── THE RECORDS ──

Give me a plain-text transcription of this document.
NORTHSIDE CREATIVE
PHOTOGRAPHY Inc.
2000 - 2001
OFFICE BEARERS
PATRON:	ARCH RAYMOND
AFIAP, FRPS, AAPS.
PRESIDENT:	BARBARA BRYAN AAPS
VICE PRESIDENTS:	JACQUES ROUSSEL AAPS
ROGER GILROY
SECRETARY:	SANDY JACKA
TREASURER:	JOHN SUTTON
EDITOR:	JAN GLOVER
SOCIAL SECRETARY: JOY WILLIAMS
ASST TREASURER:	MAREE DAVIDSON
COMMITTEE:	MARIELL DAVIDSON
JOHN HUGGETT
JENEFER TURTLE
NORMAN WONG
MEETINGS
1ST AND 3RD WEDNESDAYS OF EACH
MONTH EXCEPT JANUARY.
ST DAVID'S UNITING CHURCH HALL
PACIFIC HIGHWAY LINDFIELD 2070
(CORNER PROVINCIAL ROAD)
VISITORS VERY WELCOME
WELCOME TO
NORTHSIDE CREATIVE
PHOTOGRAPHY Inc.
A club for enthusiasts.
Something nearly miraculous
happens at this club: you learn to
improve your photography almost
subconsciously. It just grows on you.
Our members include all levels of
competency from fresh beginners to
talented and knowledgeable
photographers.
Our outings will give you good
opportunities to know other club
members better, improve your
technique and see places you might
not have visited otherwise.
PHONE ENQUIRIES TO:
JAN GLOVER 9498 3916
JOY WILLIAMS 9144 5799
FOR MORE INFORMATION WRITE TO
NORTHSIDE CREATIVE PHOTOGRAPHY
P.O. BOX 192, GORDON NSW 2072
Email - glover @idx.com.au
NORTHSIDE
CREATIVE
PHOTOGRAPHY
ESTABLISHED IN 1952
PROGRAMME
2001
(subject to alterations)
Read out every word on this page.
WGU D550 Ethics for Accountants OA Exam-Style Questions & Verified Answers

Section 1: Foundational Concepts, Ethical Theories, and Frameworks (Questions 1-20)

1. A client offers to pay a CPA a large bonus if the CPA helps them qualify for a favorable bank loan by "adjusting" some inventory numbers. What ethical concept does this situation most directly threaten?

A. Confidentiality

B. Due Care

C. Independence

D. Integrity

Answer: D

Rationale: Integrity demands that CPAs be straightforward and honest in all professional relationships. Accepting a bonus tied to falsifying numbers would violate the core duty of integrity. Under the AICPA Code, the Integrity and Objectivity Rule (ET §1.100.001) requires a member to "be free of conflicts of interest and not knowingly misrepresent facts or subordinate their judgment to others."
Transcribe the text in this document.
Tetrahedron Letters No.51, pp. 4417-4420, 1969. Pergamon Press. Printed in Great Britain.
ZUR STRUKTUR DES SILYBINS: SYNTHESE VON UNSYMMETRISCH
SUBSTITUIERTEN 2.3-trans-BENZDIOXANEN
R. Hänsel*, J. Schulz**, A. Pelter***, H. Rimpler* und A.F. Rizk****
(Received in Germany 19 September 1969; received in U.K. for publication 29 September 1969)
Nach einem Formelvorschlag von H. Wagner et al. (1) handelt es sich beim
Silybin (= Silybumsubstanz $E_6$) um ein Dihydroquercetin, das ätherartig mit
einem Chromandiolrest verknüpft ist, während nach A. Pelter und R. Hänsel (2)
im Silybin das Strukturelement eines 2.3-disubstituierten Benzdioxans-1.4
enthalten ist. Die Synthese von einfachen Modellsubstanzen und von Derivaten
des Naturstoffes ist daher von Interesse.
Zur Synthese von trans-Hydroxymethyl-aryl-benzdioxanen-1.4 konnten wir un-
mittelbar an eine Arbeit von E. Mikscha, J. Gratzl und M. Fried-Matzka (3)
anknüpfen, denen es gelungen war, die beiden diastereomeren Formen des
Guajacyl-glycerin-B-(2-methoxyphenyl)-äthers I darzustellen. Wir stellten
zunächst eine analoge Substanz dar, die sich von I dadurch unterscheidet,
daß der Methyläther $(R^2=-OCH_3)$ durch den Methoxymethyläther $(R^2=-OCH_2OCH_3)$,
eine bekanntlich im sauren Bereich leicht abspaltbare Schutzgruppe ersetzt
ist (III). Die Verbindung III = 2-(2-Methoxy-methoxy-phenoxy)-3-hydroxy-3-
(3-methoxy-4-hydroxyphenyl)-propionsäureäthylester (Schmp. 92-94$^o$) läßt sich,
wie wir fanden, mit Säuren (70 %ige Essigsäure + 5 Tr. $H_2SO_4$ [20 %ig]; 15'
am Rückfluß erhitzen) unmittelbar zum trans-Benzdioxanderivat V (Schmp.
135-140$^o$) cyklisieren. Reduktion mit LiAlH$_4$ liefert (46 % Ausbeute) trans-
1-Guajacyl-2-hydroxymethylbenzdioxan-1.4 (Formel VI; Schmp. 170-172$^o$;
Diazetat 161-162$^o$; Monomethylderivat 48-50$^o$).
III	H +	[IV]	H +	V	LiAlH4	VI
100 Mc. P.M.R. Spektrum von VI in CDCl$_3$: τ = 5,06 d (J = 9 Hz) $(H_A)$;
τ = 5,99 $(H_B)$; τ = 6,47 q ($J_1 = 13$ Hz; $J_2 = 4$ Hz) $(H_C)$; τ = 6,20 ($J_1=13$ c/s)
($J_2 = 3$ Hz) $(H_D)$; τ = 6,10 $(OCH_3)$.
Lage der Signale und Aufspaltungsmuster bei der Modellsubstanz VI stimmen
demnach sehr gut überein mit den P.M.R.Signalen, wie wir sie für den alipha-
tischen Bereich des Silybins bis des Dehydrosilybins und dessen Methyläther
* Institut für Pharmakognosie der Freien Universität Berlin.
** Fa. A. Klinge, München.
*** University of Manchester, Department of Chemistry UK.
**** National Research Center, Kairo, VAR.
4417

───

=== AIM OF THE EXERCISE ===
Pull out every line in the data above that has the word "SECRETARY".

=== REPLY TO THE EXERCISE ===
SECRETARY:	SANDY JACKA
SOCIAL SECRETARY: JOY WILLIAMS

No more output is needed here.